▶ _Items_:

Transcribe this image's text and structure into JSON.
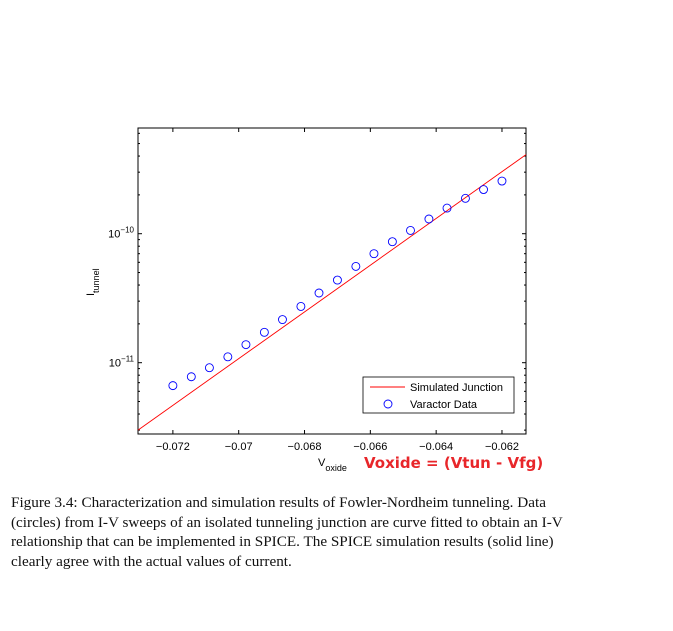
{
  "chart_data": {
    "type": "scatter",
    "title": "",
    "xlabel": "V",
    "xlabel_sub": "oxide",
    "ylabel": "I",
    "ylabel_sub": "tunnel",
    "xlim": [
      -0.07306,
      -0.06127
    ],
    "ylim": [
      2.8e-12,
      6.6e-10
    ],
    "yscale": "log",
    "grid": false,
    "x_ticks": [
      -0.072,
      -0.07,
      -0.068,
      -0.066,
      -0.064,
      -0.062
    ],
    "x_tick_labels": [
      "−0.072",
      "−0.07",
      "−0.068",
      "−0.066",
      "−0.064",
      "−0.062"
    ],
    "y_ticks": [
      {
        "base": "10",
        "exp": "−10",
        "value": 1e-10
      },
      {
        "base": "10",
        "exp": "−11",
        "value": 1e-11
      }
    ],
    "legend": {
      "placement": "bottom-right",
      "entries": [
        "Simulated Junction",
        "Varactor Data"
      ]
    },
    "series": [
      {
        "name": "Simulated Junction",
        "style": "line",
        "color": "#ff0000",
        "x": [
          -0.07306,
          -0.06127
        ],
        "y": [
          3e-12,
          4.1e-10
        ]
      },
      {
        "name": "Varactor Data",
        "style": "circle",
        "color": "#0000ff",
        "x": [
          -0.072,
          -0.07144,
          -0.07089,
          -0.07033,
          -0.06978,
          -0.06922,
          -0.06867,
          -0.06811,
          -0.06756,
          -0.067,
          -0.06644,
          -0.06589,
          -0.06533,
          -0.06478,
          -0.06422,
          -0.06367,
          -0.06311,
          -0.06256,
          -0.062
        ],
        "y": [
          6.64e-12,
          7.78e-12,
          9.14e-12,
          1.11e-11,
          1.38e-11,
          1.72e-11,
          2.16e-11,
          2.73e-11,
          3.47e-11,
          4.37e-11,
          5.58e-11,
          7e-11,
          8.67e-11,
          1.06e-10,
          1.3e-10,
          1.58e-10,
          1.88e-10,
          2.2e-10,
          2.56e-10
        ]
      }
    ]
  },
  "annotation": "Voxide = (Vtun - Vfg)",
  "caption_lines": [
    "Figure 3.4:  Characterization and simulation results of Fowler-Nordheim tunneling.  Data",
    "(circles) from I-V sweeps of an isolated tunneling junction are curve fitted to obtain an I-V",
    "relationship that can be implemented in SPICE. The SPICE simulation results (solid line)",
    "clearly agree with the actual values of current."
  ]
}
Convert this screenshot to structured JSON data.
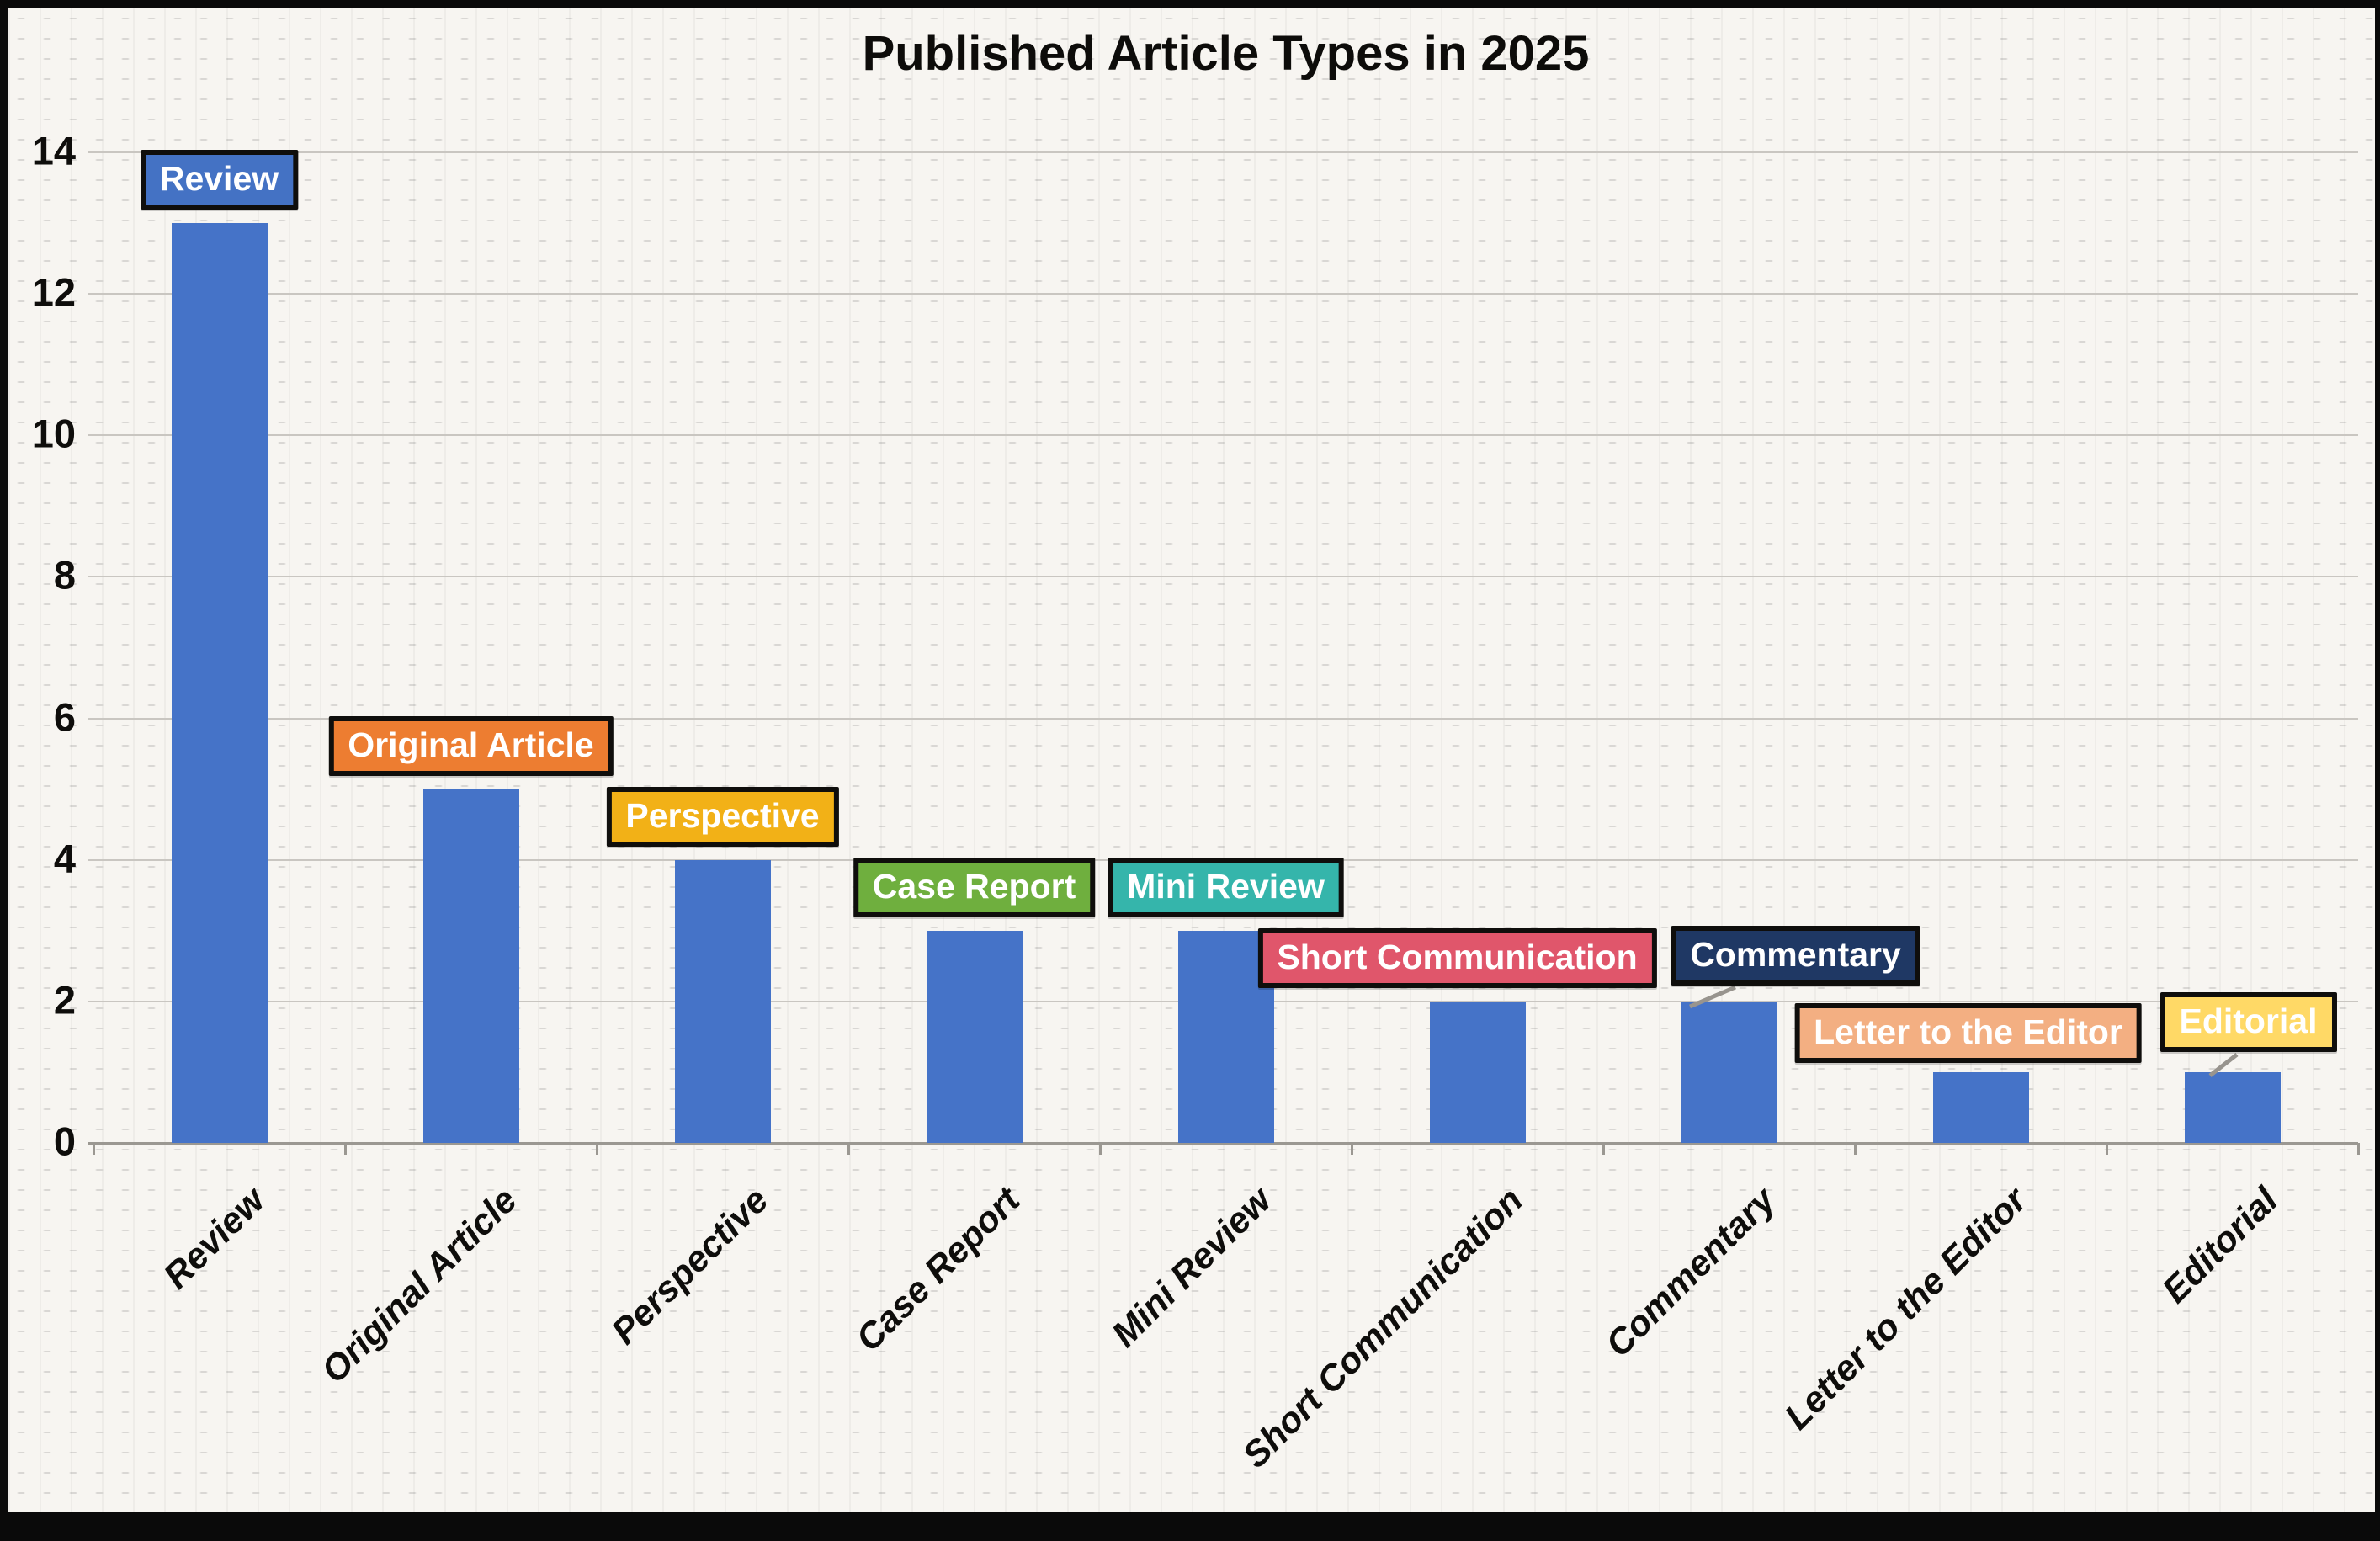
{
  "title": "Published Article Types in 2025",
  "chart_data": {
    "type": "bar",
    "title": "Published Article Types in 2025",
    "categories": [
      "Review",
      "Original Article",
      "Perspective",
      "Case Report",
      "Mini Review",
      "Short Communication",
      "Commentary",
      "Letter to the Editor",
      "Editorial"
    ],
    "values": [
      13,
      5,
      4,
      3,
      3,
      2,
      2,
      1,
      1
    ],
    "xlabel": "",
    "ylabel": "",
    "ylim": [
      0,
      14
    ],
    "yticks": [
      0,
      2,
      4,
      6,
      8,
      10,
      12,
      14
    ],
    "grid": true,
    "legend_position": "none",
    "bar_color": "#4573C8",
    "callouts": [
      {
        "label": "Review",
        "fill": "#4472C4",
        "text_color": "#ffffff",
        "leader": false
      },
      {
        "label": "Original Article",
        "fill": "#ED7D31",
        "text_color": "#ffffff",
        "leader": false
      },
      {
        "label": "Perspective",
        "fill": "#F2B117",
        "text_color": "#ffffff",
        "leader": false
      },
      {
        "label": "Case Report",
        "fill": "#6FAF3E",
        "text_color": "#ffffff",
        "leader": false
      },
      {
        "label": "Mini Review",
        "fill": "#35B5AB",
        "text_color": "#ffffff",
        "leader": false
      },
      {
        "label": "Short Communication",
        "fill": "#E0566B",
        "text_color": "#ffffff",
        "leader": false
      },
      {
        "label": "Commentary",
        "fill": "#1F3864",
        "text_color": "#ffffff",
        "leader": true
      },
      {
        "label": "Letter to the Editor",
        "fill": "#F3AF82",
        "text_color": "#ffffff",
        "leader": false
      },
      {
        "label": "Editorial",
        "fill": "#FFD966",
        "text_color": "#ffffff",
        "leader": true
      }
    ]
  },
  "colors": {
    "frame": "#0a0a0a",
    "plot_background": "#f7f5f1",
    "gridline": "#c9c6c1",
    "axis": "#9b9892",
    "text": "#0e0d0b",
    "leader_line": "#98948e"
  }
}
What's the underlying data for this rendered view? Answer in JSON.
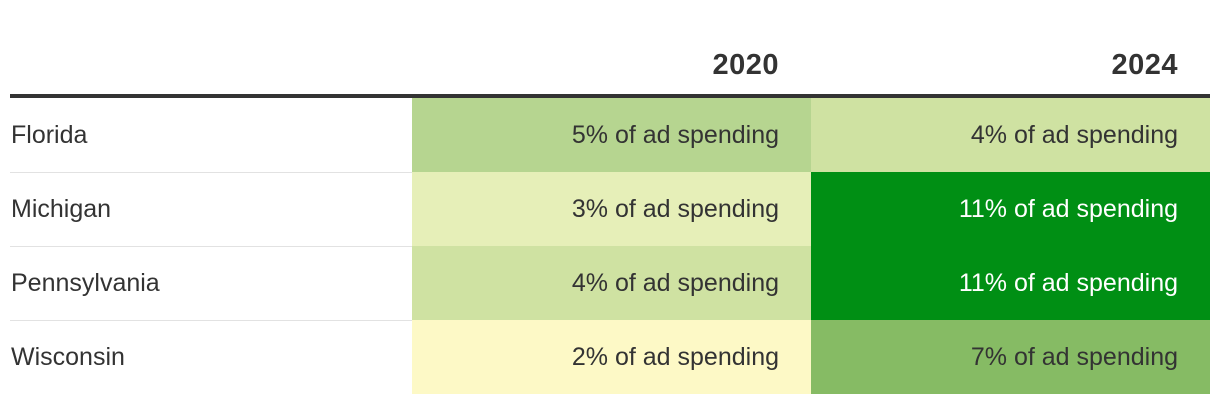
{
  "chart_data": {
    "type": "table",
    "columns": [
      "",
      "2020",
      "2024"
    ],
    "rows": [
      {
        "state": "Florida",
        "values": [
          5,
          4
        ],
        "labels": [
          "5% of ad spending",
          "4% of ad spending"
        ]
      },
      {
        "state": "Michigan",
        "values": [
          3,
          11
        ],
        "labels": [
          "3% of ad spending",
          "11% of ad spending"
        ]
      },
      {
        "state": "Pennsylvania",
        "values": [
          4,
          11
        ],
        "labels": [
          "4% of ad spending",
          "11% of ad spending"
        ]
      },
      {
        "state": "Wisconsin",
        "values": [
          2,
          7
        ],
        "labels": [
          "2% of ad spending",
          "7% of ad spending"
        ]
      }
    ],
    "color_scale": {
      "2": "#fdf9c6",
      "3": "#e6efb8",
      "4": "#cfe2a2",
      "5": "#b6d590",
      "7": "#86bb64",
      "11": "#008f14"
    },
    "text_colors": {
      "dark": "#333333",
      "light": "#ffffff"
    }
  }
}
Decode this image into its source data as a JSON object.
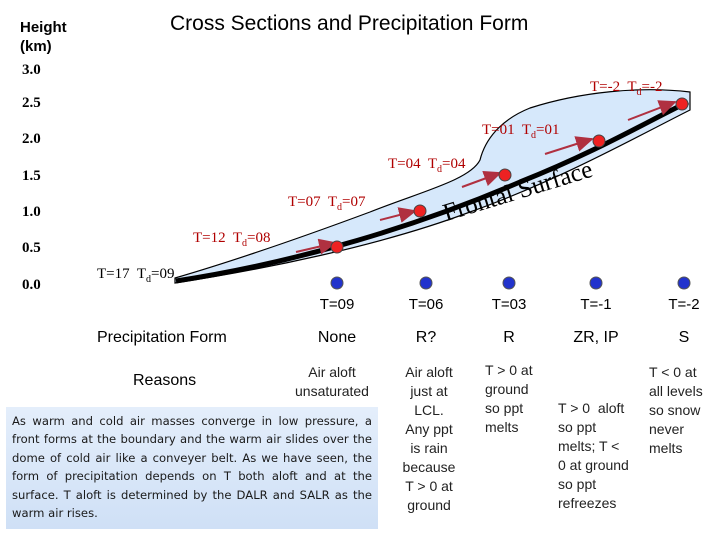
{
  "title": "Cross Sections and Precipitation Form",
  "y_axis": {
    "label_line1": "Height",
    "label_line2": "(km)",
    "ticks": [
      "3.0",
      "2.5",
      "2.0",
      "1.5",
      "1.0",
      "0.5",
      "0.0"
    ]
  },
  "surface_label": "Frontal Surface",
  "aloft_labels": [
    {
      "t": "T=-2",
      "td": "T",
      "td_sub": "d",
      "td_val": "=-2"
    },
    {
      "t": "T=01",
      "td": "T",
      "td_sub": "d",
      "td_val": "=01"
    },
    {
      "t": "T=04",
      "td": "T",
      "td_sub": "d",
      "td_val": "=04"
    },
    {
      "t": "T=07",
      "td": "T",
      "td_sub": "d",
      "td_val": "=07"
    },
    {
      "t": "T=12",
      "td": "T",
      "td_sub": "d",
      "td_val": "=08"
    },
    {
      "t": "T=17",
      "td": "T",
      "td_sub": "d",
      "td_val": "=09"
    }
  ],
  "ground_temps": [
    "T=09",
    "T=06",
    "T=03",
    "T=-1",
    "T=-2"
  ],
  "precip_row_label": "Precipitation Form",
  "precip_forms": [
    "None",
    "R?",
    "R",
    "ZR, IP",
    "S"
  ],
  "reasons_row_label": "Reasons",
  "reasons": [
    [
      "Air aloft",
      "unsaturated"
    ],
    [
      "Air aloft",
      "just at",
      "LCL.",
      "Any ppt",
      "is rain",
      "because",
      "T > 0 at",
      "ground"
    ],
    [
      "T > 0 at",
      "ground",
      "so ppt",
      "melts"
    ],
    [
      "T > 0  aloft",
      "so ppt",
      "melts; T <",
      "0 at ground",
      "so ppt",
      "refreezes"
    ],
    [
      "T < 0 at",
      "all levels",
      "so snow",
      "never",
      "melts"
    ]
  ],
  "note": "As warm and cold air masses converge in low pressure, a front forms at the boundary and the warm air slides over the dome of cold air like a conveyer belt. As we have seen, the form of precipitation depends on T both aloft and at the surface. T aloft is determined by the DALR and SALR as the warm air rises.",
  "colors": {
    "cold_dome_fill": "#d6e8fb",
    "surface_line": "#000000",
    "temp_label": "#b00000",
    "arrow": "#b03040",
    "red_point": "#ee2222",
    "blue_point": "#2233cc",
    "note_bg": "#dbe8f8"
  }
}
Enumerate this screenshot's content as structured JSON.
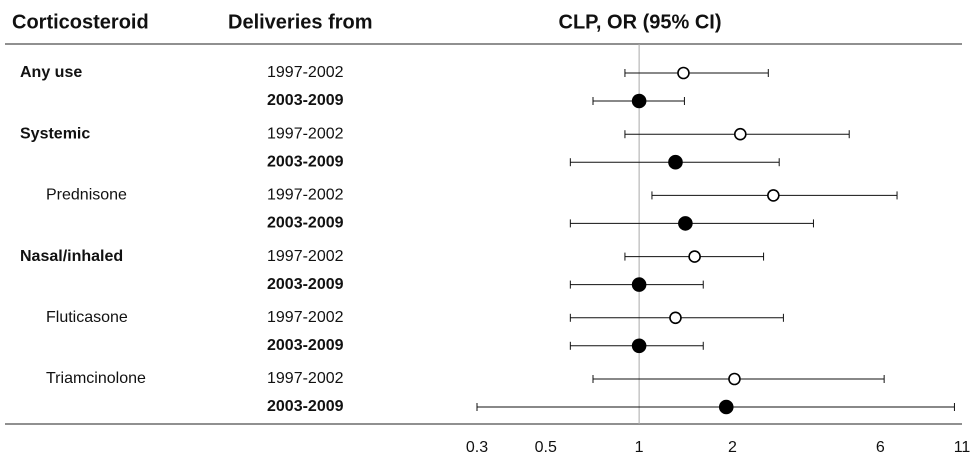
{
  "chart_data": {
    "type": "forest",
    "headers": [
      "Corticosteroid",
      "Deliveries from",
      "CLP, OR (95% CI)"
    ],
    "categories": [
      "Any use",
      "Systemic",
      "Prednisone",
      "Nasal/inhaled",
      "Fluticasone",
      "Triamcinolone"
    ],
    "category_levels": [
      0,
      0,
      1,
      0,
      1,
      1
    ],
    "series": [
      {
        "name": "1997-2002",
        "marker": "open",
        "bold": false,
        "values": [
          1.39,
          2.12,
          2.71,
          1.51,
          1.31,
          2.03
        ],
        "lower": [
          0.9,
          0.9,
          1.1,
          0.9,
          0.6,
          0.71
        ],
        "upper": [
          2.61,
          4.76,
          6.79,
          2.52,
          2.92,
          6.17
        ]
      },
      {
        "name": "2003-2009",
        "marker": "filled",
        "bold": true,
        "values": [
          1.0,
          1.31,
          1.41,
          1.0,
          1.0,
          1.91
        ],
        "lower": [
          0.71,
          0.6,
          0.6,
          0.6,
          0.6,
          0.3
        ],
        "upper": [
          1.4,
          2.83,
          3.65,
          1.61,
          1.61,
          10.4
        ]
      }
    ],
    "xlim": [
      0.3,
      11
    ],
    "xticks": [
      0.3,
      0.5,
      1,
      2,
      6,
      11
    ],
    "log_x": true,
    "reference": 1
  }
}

▶ _Aim_:
From the entries above, pull out each line that includes "JSON".

▶ _Exercise solution_:
Transcribe this image's text and structure into JSON.
Convert this screenshot to structured JSON data.
What's the underlying data for this rendered view? Answer in JSON.
Decode this image into its source data as a JSON object.
Enumerate this screenshot's content as structured JSON.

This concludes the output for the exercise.